* Start Items *

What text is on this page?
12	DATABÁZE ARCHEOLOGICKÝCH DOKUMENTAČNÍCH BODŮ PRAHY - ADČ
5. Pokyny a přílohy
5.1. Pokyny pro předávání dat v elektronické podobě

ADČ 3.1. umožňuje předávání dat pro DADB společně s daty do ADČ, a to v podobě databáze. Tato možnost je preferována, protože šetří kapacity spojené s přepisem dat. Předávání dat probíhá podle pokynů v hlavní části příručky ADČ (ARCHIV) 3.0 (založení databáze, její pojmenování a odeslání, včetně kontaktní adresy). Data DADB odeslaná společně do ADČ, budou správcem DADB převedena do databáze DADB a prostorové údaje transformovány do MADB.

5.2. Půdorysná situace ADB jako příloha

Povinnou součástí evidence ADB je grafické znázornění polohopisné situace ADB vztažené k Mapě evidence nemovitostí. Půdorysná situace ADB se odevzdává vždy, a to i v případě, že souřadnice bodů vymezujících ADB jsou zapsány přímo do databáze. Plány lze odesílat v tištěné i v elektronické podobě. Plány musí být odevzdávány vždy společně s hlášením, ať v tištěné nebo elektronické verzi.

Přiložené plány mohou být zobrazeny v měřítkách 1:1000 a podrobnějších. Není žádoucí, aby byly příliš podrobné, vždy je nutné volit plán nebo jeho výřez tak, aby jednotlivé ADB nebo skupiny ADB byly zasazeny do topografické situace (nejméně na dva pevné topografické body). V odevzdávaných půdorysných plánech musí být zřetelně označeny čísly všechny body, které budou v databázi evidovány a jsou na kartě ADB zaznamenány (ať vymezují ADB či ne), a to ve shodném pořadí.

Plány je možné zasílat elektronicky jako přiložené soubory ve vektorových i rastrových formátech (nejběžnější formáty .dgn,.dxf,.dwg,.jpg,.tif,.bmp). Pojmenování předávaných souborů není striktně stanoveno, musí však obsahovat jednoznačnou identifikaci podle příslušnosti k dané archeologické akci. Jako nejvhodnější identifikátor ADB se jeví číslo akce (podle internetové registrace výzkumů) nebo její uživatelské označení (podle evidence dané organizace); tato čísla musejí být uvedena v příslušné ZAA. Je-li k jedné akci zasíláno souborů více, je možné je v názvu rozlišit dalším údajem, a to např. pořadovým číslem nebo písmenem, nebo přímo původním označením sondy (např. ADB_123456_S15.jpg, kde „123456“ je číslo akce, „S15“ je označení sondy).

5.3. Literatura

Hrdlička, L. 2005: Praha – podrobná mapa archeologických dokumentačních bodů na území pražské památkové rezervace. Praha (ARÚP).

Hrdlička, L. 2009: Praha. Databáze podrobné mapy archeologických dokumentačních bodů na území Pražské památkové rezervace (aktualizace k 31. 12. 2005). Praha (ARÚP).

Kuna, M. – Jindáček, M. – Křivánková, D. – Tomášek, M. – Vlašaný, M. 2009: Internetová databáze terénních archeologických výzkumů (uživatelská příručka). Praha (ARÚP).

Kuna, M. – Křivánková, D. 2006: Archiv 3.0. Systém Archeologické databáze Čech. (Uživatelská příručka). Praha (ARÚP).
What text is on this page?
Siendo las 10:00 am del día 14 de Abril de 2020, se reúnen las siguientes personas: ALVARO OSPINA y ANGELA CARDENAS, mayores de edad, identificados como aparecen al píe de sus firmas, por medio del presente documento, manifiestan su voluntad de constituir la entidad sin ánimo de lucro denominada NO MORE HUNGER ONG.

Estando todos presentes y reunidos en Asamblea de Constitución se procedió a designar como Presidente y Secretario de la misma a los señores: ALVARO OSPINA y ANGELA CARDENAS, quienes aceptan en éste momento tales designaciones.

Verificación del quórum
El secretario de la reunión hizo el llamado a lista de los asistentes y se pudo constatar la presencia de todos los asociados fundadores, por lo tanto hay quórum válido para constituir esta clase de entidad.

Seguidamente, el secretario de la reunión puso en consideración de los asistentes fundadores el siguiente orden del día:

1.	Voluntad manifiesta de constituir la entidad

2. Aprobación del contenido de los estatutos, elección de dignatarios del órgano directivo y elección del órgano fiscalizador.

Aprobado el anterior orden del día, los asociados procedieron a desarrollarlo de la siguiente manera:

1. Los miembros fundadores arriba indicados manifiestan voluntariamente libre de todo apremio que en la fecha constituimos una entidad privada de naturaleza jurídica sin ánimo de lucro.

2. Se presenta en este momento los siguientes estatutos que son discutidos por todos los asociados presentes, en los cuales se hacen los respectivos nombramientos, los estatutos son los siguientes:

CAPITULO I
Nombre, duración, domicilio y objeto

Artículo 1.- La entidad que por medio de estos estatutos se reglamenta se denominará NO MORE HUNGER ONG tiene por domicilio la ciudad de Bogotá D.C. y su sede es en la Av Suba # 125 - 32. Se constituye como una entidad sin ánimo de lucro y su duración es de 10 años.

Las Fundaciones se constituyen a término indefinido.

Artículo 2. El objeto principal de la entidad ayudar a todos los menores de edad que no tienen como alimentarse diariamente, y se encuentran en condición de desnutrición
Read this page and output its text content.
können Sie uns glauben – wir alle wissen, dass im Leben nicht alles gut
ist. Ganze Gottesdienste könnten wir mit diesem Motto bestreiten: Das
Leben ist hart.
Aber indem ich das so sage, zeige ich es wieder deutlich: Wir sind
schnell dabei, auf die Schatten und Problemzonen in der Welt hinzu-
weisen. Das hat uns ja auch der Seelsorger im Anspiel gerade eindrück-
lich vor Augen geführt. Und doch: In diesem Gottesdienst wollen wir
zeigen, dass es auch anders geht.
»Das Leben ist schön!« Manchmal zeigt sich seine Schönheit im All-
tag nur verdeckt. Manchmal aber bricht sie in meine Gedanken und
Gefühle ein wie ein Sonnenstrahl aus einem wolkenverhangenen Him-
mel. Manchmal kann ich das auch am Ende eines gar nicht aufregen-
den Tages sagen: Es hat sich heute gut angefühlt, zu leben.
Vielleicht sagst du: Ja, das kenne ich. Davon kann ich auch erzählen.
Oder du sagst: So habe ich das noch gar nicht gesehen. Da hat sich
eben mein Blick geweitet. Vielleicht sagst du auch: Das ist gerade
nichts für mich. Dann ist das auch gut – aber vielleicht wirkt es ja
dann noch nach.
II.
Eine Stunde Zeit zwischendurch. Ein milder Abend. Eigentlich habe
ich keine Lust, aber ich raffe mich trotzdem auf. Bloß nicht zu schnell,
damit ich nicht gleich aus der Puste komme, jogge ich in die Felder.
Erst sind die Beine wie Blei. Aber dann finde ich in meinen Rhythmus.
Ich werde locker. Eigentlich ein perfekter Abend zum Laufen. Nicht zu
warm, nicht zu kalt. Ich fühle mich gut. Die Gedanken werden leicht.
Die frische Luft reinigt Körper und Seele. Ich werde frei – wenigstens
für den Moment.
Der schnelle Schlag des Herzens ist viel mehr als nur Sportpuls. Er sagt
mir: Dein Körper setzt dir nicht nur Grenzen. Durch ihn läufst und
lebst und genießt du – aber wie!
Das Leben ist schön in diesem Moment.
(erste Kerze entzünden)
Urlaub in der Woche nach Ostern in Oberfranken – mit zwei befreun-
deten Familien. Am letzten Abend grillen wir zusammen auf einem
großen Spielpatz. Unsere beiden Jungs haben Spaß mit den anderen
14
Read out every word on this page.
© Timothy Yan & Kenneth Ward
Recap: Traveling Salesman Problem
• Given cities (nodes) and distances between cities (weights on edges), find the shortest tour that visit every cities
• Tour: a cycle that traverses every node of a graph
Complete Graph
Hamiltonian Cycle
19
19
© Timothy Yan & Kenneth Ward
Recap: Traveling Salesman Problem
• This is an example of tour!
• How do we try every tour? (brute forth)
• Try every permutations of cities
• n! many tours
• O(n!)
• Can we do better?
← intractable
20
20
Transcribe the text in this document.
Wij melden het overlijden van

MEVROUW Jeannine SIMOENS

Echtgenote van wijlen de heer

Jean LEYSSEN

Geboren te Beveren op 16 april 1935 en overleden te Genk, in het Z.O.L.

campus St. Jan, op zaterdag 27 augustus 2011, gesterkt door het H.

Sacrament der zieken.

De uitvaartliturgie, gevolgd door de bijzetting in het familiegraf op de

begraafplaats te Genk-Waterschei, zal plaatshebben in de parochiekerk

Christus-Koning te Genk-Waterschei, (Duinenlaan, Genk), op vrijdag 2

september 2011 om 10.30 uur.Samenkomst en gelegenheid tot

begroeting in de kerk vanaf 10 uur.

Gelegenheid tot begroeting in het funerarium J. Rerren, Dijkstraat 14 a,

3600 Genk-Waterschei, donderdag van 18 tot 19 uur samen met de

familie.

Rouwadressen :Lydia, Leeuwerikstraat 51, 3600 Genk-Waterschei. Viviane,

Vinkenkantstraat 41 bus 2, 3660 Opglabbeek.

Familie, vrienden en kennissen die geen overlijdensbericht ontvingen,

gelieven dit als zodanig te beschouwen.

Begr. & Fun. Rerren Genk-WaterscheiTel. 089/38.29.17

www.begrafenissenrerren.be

* End Items *

Stated exercise:
For each line in the data above that contains the string "sagst", extract the line.

Answer to the problem:
Vielleicht sagst du: Ja, das kenne ich. Davon kann ich auch erzählen.
Oder du sagst: So habe ich das noch gar nicht gesehen. Da hat sich
eben mein Blick geweitet. Vielleicht sagst du auch: Das ist gerade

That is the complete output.